§ **WHAT IS EXPECTED**
Copy all of the material word for word, except for the pictures.

§ **DATA PROVIDED**
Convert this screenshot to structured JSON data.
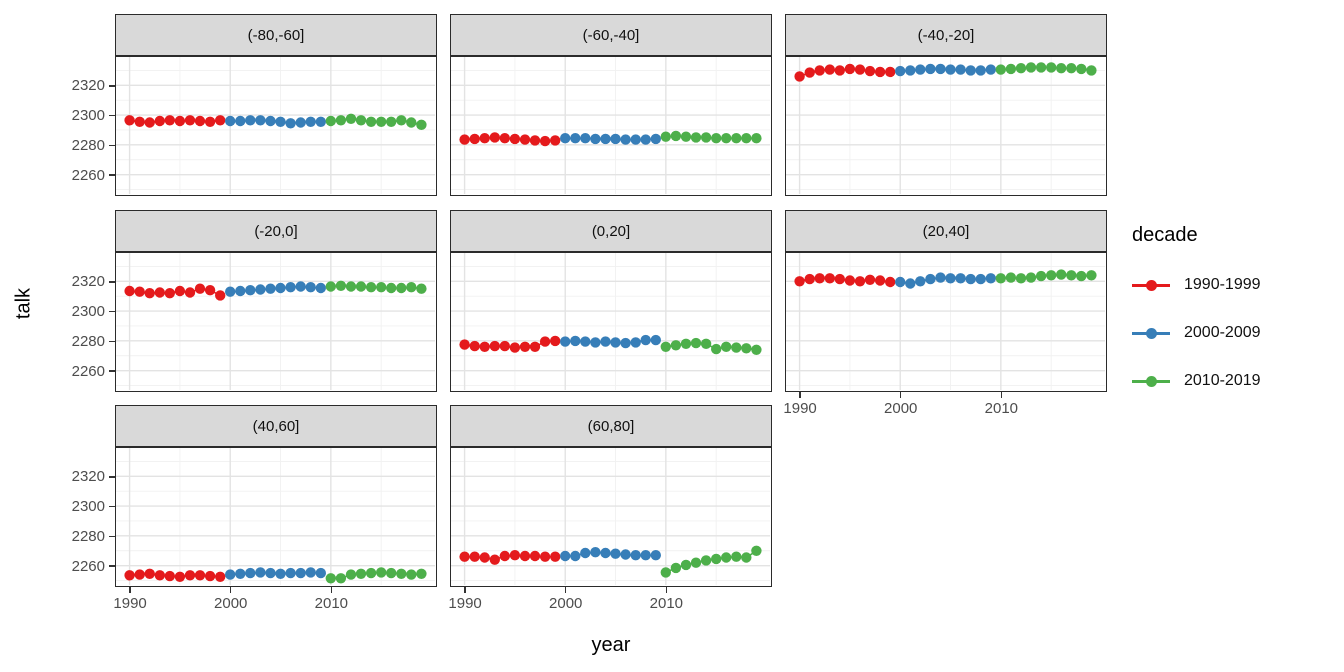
{
  "chart_data": {
    "type": "line",
    "title": "",
    "xlabel": "year",
    "ylabel": "talk",
    "xlim": [
      1988.5,
      2020.5
    ],
    "ylim": [
      2246,
      2340
    ],
    "x_ticks": [
      1990,
      2000,
      2010
    ],
    "y_ticks": [
      2260,
      2280,
      2300,
      2320
    ],
    "x_minor_ticks": [
      1995,
      2005,
      2015
    ],
    "y_minor_ticks": [
      2250,
      2270,
      2290,
      2310,
      2330
    ],
    "grid": true,
    "legend": {
      "title": "decade",
      "position": "right",
      "entries": [
        {
          "label": "1990-1999",
          "color": "#E41A1C"
        },
        {
          "label": "2000-2009",
          "color": "#377EB8"
        },
        {
          "label": "2010-2019",
          "color": "#4DAF4A"
        }
      ]
    },
    "panels": [
      {
        "facet": "(-80,-60]",
        "series": [
          {
            "decade": "1990-1999",
            "start_year": 1990,
            "values": [
              2296.5,
              2295.5,
              2295,
              2296,
              2296.5,
              2296,
              2296.5,
              2296,
              2295.5,
              2296.5
            ]
          },
          {
            "decade": "2000-2009",
            "start_year": 2000,
            "values": [
              2296,
              2296,
              2296.5,
              2296.5,
              2296,
              2295.5,
              2294.5,
              2295,
              2295.5,
              2295.5
            ]
          },
          {
            "decade": "2010-2019",
            "start_year": 2010,
            "values": [
              2296,
              2296.5,
              2297.5,
              2296.5,
              2295.5,
              2295.5,
              2295.5,
              2296.5,
              2295,
              2293.5
            ]
          }
        ]
      },
      {
        "facet": "(-60,-40]",
        "series": [
          {
            "decade": "1990-1999",
            "start_year": 1990,
            "values": [
              2283.5,
              2284,
              2284.5,
              2285,
              2284.5,
              2284,
              2283.5,
              2283,
              2282.5,
              2283
            ]
          },
          {
            "decade": "2000-2009",
            "start_year": 2000,
            "values": [
              2284.5,
              2284.5,
              2284.5,
              2284,
              2284,
              2284,
              2283.5,
              2283.5,
              2283.5,
              2284
            ]
          },
          {
            "decade": "2010-2019",
            "start_year": 2010,
            "values": [
              2285.5,
              2286,
              2285.5,
              2285,
              2285,
              2284.5,
              2284.5,
              2284.5,
              2284.5,
              2284.5
            ]
          }
        ]
      },
      {
        "facet": "(-40,-20]",
        "series": [
          {
            "decade": "1990-1999",
            "start_year": 1990,
            "values": [
              2326,
              2328.5,
              2330,
              2330.5,
              2330,
              2331,
              2330.5,
              2329.5,
              2329,
              2329
            ]
          },
          {
            "decade": "2000-2009",
            "start_year": 2000,
            "values": [
              2329.5,
              2330,
              2330.5,
              2331,
              2331,
              2330.5,
              2330.5,
              2330,
              2330,
              2330.5
            ]
          },
          {
            "decade": "2010-2019",
            "start_year": 2010,
            "values": [
              2330.5,
              2331,
              2331.5,
              2332,
              2332,
              2332,
              2331.5,
              2331.5,
              2331,
              2330
            ]
          }
        ]
      },
      {
        "facet": "(-20,0]",
        "series": [
          {
            "decade": "1990-1999",
            "start_year": 1990,
            "values": [
              2313.5,
              2313,
              2312,
              2312.5,
              2312,
              2313.5,
              2312.5,
              2315,
              2314,
              2310.5
            ]
          },
          {
            "decade": "2000-2009",
            "start_year": 2000,
            "values": [
              2313,
              2313.5,
              2314,
              2314.5,
              2315,
              2315.5,
              2316,
              2316.5,
              2316,
              2315.5
            ]
          },
          {
            "decade": "2010-2019",
            "start_year": 2010,
            "values": [
              2316.5,
              2317,
              2316.5,
              2316.5,
              2316,
              2316,
              2315.5,
              2315.5,
              2316,
              2315
            ]
          }
        ]
      },
      {
        "facet": "(0,20]",
        "series": [
          {
            "decade": "1990-1999",
            "start_year": 1990,
            "values": [
              2277.5,
              2276.5,
              2276,
              2276.5,
              2276.5,
              2275.5,
              2276,
              2276,
              2279.5,
              2280
            ]
          },
          {
            "decade": "2000-2009",
            "start_year": 2000,
            "values": [
              2279.5,
              2280,
              2279.5,
              2279,
              2279.5,
              2279,
              2278.5,
              2279,
              2280.5,
              2280.5
            ]
          },
          {
            "decade": "2010-2019",
            "start_year": 2010,
            "values": [
              2276,
              2277,
              2278,
              2278.5,
              2278,
              2274.5,
              2276,
              2275.5,
              2275,
              2274
            ]
          }
        ]
      },
      {
        "facet": "(20,40]",
        "series": [
          {
            "decade": "1990-1999",
            "start_year": 1990,
            "values": [
              2320,
              2321.5,
              2322,
              2322,
              2321.5,
              2320.5,
              2320,
              2321,
              2320.5,
              2319.5
            ]
          },
          {
            "decade": "2000-2009",
            "start_year": 2000,
            "values": [
              2319.5,
              2318.5,
              2320,
              2321.5,
              2322.5,
              2322,
              2322,
              2321.5,
              2321.5,
              2322
            ]
          },
          {
            "decade": "2010-2019",
            "start_year": 2010,
            "values": [
              2322,
              2322.5,
              2322,
              2322.5,
              2323.5,
              2324,
              2324.5,
              2324,
              2323.5,
              2324
            ]
          }
        ]
      },
      {
        "facet": "(40,60]",
        "series": [
          {
            "decade": "1990-1999",
            "start_year": 1990,
            "values": [
              2253.5,
              2254,
              2254.5,
              2253.5,
              2253,
              2252.5,
              2253.5,
              2253.5,
              2253,
              2252.5
            ]
          },
          {
            "decade": "2000-2009",
            "start_year": 2000,
            "values": [
              2254,
              2254.5,
              2255,
              2255.5,
              2255,
              2254.5,
              2255,
              2255,
              2255.5,
              2255
            ]
          },
          {
            "decade": "2010-2019",
            "start_year": 2010,
            "values": [
              2251.5,
              2251.5,
              2254,
              2254.5,
              2255,
              2255.5,
              2255,
              2254.5,
              2254,
              2254.5
            ]
          }
        ]
      },
      {
        "facet": "(60,80]",
        "series": [
          {
            "decade": "1990-1999",
            "start_year": 1990,
            "values": [
              2266,
              2266,
              2265.5,
              2264,
              2266.5,
              2267,
              2266.5,
              2266.5,
              2266,
              2266
            ]
          },
          {
            "decade": "2000-2009",
            "start_year": 2000,
            "values": [
              2266.5,
              2266.5,
              2268.5,
              2269,
              2268.5,
              2268,
              2267.5,
              2267,
              2267,
              2267
            ]
          },
          {
            "decade": "2010-2019",
            "start_year": 2010,
            "values": [
              2255.5,
              2258.5,
              2260.5,
              2262,
              2263.5,
              2264.5,
              2265.5,
              2266,
              2265.5,
              2270
            ]
          }
        ]
      }
    ]
  },
  "theme": {
    "background": "#FFFFFF",
    "strip_background": "#D9D9D9",
    "panel_border": "#2B2B2B",
    "grid_major": "#E3E3E3",
    "grid_minor": "#F1F1F1",
    "axis_text": "#4D4D4D",
    "text": "#000000"
  }
}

§ **RESULT OF THE EXERCISE**
Convert this screenshot to structured JSON data.
{
  "chart_data": {
    "type": "line",
    "title": "",
    "xlabel": "year",
    "ylabel": "talk",
    "xlim": [
      1988.5,
      2020.5
    ],
    "ylim": [
      2246,
      2340
    ],
    "x_ticks": [
      1990,
      2000,
      2010
    ],
    "y_ticks": [
      2260,
      2280,
      2300,
      2320
    ],
    "x_minor_ticks": [
      1995,
      2005,
      2015
    ],
    "y_minor_ticks": [
      2250,
      2270,
      2290,
      2310,
      2330
    ],
    "grid": true,
    "legend": {
      "title": "decade",
      "position": "right",
      "entries": [
        {
          "label": "1990-1999",
          "color": "#E41A1C"
        },
        {
          "label": "2000-2009",
          "color": "#377EB8"
        },
        {
          "label": "2010-2019",
          "color": "#4DAF4A"
        }
      ]
    },
    "panels": [
      {
        "facet": "(-80,-60]",
        "series": [
          {
            "decade": "1990-1999",
            "start_year": 1990,
            "values": [
              2296.5,
              2295.5,
              2295,
              2296,
              2296.5,
              2296,
              2296.5,
              2296,
              2295.5,
              2296.5
            ]
          },
          {
            "decade": "2000-2009",
            "start_year": 2000,
            "values": [
              2296,
              2296,
              2296.5,
              2296.5,
              2296,
              2295.5,
              2294.5,
              2295,
              2295.5,
              2295.5
            ]
          },
          {
            "decade": "2010-2019",
            "start_year": 2010,
            "values": [
              2296,
              2296.5,
              2297.5,
              2296.5,
              2295.5,
              2295.5,
              2295.5,
              2296.5,
              2295,
              2293.5
            ]
          }
        ]
      },
      {
        "facet": "(-60,-40]",
        "series": [
          {
            "decade": "1990-1999",
            "start_year": 1990,
            "values": [
              2283.5,
              2284,
              2284.5,
              2285,
              2284.5,
              2284,
              2283.5,
              2283,
              2282.5,
              2283
            ]
          },
          {
            "decade": "2000-2009",
            "start_year": 2000,
            "values": [
              2284.5,
              2284.5,
              2284.5,
              2284,
              2284,
              2284,
              2283.5,
              2283.5,
              2283.5,
              2284
            ]
          },
          {
            "decade": "2010-2019",
            "start_year": 2010,
            "values": [
              2285.5,
              2286,
              2285.5,
              2285,
              2285,
              2284.5,
              2284.5,
              2284.5,
              2284.5,
              2284.5
            ]
          }
        ]
      },
      {
        "facet": "(-40,-20]",
        "series": [
          {
            "decade": "1990-1999",
            "start_year": 1990,
            "values": [
              2326,
              2328.5,
              2330,
              2330.5,
              2330,
              2331,
              2330.5,
              2329.5,
              2329,
              2329
            ]
          },
          {
            "decade": "2000-2009",
            "start_year": 2000,
            "values": [
              2329.5,
              2330,
              2330.5,
              2331,
              2331,
              2330.5,
              2330.5,
              2330,
              2330,
              2330.5
            ]
          },
          {
            "decade": "2010-2019",
            "start_year": 2010,
            "values": [
              2330.5,
              2331,
              2331.5,
              2332,
              2332,
              2332,
              2331.5,
              2331.5,
              2331,
              2330
            ]
          }
        ]
      },
      {
        "facet": "(-20,0]",
        "series": [
          {
            "decade": "1990-1999",
            "start_year": 1990,
            "values": [
              2313.5,
              2313,
              2312,
              2312.5,
              2312,
              2313.5,
              2312.5,
              2315,
              2314,
              2310.5
            ]
          },
          {
            "decade": "2000-2009",
            "start_year": 2000,
            "values": [
              2313,
              2313.5,
              2314,
              2314.5,
              2315,
              2315.5,
              2316,
              2316.5,
              2316,
              2315.5
            ]
          },
          {
            "decade": "2010-2019",
            "start_year": 2010,
            "values": [
              2316.5,
              2317,
              2316.5,
              2316.5,
              2316,
              2316,
              2315.5,
              2315.5,
              2316,
              2315
            ]
          }
        ]
      },
      {
        "facet": "(0,20]",
        "series": [
          {
            "decade": "1990-1999",
            "start_year": 1990,
            "values": [
              2277.5,
              2276.5,
              2276,
              2276.5,
              2276.5,
              2275.5,
              2276,
              2276,
              2279.5,
              2280
            ]
          },
          {
            "decade": "2000-2009",
            "start_year": 2000,
            "values": [
              2279.5,
              2280,
              2279.5,
              2279,
              2279.5,
              2279,
              2278.5,
              2279,
              2280.5,
              2280.5
            ]
          },
          {
            "decade": "2010-2019",
            "start_year": 2010,
            "values": [
              2276,
              2277,
              2278,
              2278.5,
              2278,
              2274.5,
              2276,
              2275.5,
              2275,
              2274
            ]
          }
        ]
      },
      {
        "facet": "(20,40]",
        "series": [
          {
            "decade": "1990-1999",
            "start_year": 1990,
            "values": [
              2320,
              2321.5,
              2322,
              2322,
              2321.5,
              2320.5,
              2320,
              2321,
              2320.5,
              2319.5
            ]
          },
          {
            "decade": "2000-2009",
            "start_year": 2000,
            "values": [
              2319.5,
              2318.5,
              2320,
              2321.5,
              2322.5,
              2322,
              2322,
              2321.5,
              2321.5,
              2322
            ]
          },
          {
            "decade": "2010-2019",
            "start_year": 2010,
            "values": [
              2322,
              2322.5,
              2322,
              2322.5,
              2323.5,
              2324,
              2324.5,
              2324,
              2323.5,
              2324
            ]
          }
        ]
      },
      {
        "facet": "(40,60]",
        "series": [
          {
            "decade": "1990-1999",
            "start_year": 1990,
            "values": [
              2253.5,
              2254,
              2254.5,
              2253.5,
              2253,
              2252.5,
              2253.5,
              2253.5,
              2253,
              2252.5
            ]
          },
          {
            "decade": "2000-2009",
            "start_year": 2000,
            "values": [
              2254,
              2254.5,
              2255,
              2255.5,
              2255,
              2254.5,
              2255,
              2255,
              2255.5,
              2255
            ]
          },
          {
            "decade": "2010-2019",
            "start_year": 2010,
            "values": [
              2251.5,
              2251.5,
              2254,
              2254.5,
              2255,
              2255.5,
              2255,
              2254.5,
              2254,
              2254.5
            ]
          }
        ]
      },
      {
        "facet": "(60,80]",
        "series": [
          {
            "decade": "1990-1999",
            "start_year": 1990,
            "values": [
              2266,
              2266,
              2265.5,
              2264,
              2266.5,
              2267,
              2266.5,
              2266.5,
              2266,
              2266
            ]
          },
          {
            "decade": "2000-2009",
            "start_year": 2000,
            "values": [
              2266.5,
              2266.5,
              2268.5,
              2269,
              2268.5,
              2268,
              2267.5,
              2267,
              2267,
              2267
            ]
          },
          {
            "decade": "2010-2019",
            "start_year": 2010,
            "values": [
              2255.5,
              2258.5,
              2260.5,
              2262,
              2263.5,
              2264.5,
              2265.5,
              2266,
              2265.5,
              2270
            ]
          }
        ]
      }
    ]
  },
  "theme": {
    "background": "#FFFFFF",
    "strip_background": "#D9D9D9",
    "panel_border": "#2B2B2B",
    "grid_major": "#E3E3E3",
    "grid_minor": "#F1F1F1",
    "axis_text": "#4D4D4D",
    "text": "#000000"
  }
}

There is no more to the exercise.